TASK TO CARRY OUT
Look through the data below. Show each line where the string "调控序列" occurs.

Extracted records
..........
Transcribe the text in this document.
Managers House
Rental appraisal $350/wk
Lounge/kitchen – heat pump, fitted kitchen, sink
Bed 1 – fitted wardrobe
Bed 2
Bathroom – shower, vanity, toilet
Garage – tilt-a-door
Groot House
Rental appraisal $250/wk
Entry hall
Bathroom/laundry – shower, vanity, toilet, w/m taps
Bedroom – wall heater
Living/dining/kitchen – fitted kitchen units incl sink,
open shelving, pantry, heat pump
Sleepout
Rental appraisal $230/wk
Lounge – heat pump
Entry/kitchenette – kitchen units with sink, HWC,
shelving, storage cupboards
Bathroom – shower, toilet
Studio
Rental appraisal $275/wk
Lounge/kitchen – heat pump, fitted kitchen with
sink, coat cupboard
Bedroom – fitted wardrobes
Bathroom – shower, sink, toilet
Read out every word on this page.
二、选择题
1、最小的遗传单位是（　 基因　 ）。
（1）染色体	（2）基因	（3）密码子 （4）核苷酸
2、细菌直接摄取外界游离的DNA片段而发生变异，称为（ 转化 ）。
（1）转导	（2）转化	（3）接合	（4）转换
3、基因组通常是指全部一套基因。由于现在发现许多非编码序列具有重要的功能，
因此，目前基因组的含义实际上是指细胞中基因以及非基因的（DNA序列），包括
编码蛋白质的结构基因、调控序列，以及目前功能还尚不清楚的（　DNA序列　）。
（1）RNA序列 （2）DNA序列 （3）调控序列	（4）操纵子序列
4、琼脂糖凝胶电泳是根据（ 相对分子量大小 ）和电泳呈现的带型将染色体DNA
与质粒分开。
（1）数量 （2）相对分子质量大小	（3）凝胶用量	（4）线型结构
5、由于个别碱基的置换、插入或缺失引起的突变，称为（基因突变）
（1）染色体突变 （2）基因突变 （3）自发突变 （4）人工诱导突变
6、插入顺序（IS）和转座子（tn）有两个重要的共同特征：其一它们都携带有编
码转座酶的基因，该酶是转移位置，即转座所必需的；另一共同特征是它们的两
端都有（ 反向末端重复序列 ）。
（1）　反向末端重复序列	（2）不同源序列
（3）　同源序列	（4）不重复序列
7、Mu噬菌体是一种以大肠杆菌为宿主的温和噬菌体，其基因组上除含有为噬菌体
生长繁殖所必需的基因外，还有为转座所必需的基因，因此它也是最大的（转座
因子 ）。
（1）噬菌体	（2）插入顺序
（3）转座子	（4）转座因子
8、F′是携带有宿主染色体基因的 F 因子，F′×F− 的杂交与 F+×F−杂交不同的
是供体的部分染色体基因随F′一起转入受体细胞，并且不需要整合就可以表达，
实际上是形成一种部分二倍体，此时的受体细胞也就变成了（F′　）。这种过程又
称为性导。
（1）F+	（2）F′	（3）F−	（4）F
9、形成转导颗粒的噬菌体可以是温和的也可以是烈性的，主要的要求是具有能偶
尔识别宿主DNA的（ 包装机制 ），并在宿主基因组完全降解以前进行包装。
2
..........
SOLUTION FOR THIS TASK
编码蛋白质的结构基因、调控序列，以及目前功能还尚不清楚的（　DNA序列　）。
（1）RNA序列 （2）DNA序列 （3）调控序列	（4）操纵子序列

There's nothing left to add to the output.